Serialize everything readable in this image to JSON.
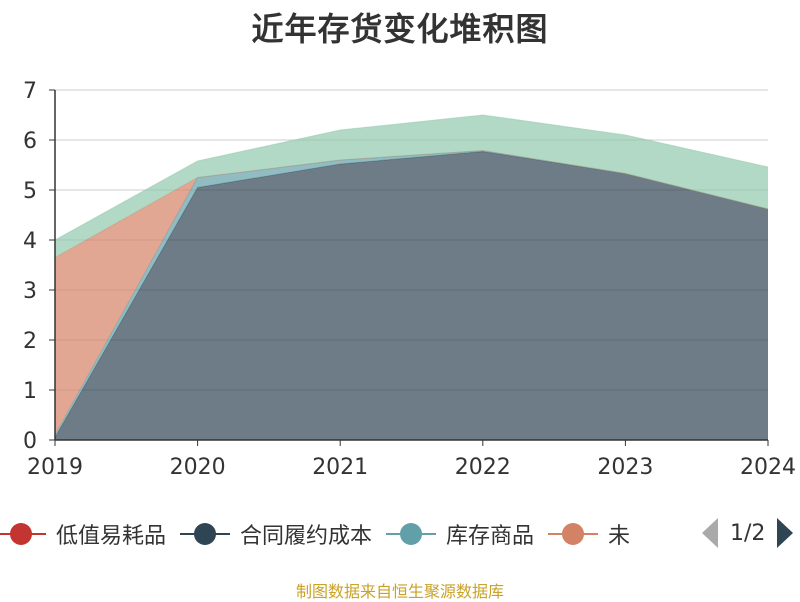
{
  "chart_data": {
    "type": "area",
    "title": "近年存货变化堆积图",
    "stacked": true,
    "x": [
      "2019",
      "2020",
      "2021",
      "2022",
      "2023",
      "2024"
    ],
    "ylim": [
      0,
      7
    ],
    "yticks": [
      "0",
      "1",
      "2",
      "3",
      "4",
      "5",
      "6",
      "7"
    ],
    "grid": true,
    "legend_position": "bottom",
    "series": [
      {
        "name": "低值易耗品",
        "color": "#c23531",
        "values": [
          0,
          0,
          0,
          0,
          0,
          0
        ]
      },
      {
        "name": "合同履约成本",
        "color": "#2f4554",
        "values": [
          0.05,
          5.05,
          5.52,
          5.77,
          5.33,
          4.62
        ]
      },
      {
        "name": "库存商品",
        "color": "#61a0a8",
        "values": [
          0.05,
          0.2,
          0.08,
          0.02,
          0.0,
          0.0
        ]
      },
      {
        "name": "未",
        "color": "#d48265",
        "values": [
          3.55,
          0.0,
          0.0,
          0.0,
          0.0,
          0.0
        ]
      },
      {
        "name": "",
        "color": "#91c7ae",
        "values": [
          0.35,
          0.33,
          0.6,
          0.71,
          0.77,
          0.84
        ]
      }
    ]
  },
  "legend": {
    "items": [
      {
        "label": "低值易耗品",
        "color": "#c23531"
      },
      {
        "label": "合同履约成本",
        "color": "#2f4554"
      },
      {
        "label": "库存商品",
        "color": "#61a0a8"
      },
      {
        "label": "未",
        "color": "#d48265"
      }
    ],
    "page": "1/2"
  },
  "footer": "制图数据来自恒生聚源数据库"
}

┄┄┄┄┄┄┄┄┄┄

* _Work to complete_: List the lines of the entries that include "label".

* _Response_:
        "label": "低值易耗品",
        "label": "合同履约成本",
        "label": "库存商品",
        "label": "未",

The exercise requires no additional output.